### OBJECTIVE
Repeat verbatim every line of the material, beginning at the line that holds "Read out every word on this page." and ending at its last line.
══ PROVIDED RECORDS
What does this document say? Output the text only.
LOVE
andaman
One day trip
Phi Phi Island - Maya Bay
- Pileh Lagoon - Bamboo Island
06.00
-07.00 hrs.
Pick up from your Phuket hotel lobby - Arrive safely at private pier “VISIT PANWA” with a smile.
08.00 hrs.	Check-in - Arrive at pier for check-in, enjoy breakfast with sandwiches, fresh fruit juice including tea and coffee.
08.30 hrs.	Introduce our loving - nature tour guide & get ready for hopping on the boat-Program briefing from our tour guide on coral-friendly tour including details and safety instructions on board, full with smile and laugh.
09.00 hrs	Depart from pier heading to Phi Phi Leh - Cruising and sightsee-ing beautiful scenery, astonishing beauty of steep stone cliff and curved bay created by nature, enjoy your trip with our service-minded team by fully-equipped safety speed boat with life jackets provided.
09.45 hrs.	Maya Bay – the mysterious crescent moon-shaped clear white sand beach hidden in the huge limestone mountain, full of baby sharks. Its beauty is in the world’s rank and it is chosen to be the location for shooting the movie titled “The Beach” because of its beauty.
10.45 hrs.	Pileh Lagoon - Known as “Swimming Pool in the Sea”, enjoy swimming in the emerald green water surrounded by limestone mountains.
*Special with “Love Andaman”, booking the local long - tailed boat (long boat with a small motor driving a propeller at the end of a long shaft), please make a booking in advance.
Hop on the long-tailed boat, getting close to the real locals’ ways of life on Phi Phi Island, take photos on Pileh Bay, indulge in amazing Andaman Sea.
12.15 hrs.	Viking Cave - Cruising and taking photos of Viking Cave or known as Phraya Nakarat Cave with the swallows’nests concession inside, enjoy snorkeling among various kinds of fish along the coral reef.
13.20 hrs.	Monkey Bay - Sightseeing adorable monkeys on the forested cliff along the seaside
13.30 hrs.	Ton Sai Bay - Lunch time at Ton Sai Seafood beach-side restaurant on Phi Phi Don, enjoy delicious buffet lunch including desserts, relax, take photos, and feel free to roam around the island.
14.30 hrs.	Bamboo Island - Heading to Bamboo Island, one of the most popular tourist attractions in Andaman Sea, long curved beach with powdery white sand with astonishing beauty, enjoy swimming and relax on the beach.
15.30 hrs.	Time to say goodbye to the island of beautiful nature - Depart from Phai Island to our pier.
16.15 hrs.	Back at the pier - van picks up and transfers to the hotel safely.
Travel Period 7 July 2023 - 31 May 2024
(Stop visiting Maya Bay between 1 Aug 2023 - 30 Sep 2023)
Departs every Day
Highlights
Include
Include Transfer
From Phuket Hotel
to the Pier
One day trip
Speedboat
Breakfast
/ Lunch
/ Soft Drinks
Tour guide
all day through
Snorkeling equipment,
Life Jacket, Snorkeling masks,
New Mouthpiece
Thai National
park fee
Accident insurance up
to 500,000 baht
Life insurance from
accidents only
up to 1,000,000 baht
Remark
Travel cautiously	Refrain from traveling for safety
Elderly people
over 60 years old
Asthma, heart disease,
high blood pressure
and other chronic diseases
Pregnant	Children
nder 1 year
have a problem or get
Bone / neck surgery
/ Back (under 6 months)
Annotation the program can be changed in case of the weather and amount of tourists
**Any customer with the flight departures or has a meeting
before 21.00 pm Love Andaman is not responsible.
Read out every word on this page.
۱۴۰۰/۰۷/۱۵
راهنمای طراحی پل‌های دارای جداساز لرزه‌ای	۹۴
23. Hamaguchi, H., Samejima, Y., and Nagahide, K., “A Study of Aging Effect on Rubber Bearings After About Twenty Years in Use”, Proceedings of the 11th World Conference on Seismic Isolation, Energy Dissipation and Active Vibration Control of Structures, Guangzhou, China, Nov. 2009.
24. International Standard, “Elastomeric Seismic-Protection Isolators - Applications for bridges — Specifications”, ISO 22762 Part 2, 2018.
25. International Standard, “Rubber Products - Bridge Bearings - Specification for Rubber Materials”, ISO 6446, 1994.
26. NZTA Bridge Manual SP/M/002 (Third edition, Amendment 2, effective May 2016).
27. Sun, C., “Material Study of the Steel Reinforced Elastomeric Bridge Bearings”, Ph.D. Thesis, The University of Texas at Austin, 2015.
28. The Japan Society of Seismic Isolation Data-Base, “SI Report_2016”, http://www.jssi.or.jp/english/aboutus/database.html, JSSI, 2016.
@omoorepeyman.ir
════
### WRITTEN SOLUTION
Read out every word on this page.
۱۴۰۰/۰۷/۱۵
راهنمای طراحی پل‌های دارای جداساز لرزه‌ای	۹۴
23. Hamaguchi, H., Samejima, Y., and Nagahide, K., “A Study of Aging Effect on Rubber Bearings After About Twenty Years in Use”, Proceedings of the 11th World Conference on Seismic Isolation, Energy Dissipation and Active Vibration Control of Structures, Guangzhou, China, Nov. 2009.
24. International Standard, “Elastomeric Seismic-Protection Isolators - Applications for bridges — Specifications”, ISO 22762 Part 2, 2018.
25. International Standard, “Rubber Products - Bridge Bearings - Specification for Rubber Materials”, ISO 6446, 1994.
26. NZTA Bridge Manual SP/M/002 (Third edition, Amendment 2, effective May 2016).
27. Sun, C., “Material Study of the Steel Reinforced Elastomeric Bridge Bearings”, Ph.D. Thesis, The University of Texas at Austin, 2015.
28. The Japan Society of Seismic Isolation Data-Base, “SI Report_2016”, http://www.jssi.or.jp/english/aboutus/database.html, JSSI, 2016.
@omoorepeyman.ir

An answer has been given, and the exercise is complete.